-- Start of SUPPLIED ENTRIES --

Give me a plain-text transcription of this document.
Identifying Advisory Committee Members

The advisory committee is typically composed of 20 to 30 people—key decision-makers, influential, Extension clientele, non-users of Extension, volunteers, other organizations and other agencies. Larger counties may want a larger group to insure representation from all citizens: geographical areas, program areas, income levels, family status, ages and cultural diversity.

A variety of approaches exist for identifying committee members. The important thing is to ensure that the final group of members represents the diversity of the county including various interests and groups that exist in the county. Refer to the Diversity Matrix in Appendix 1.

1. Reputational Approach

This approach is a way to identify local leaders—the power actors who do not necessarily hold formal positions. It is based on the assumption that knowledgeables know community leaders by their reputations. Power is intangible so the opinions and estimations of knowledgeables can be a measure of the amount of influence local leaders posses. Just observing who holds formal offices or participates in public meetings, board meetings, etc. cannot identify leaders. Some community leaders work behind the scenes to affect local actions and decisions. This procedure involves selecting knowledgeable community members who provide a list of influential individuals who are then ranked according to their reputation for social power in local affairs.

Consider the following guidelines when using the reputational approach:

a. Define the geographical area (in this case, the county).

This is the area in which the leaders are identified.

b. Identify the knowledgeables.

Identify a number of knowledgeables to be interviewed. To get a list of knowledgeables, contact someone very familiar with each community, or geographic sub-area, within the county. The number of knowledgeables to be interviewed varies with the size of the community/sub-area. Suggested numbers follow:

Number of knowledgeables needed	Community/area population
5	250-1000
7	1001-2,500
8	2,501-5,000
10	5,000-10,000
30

-- End of SUPPLIED ENTRIES --
-- Start of SUPPLIED ENTRIES --

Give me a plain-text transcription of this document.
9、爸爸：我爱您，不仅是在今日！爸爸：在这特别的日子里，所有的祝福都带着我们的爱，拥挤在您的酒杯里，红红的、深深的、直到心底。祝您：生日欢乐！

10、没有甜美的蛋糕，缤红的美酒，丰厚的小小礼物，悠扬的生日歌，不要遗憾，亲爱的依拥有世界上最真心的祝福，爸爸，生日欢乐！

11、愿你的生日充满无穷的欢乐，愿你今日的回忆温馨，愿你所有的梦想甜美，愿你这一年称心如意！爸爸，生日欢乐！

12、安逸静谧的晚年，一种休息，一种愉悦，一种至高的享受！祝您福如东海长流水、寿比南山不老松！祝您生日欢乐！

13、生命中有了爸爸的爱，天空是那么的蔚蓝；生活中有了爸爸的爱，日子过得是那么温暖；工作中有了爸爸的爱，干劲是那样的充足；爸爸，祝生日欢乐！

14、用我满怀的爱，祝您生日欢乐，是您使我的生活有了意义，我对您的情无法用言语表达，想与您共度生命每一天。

-- End of SUPPLIED ENTRIES --

### [WHAT YOU ARE ASKED TO DO]
Copy all lines from the material that include "county".

### [EXERCISE SOLUTION]
A variety of approaches exist for identifying committee members. The important thing is to ensure that the final group of members represents the diversity of the county including various interests and groups that exist in the county. Refer to the Diversity Matrix in Appendix 1.
a. Define the geographical area (in this case, the county).
Identify a number of knowledgeables to be interviewed. To get a list of knowledgeables, contact someone very familiar with each community, or geographic sub-area, within the county. The number of knowledgeables to be interviewed varies with the size of the community/sub-area. Suggested numbers follow:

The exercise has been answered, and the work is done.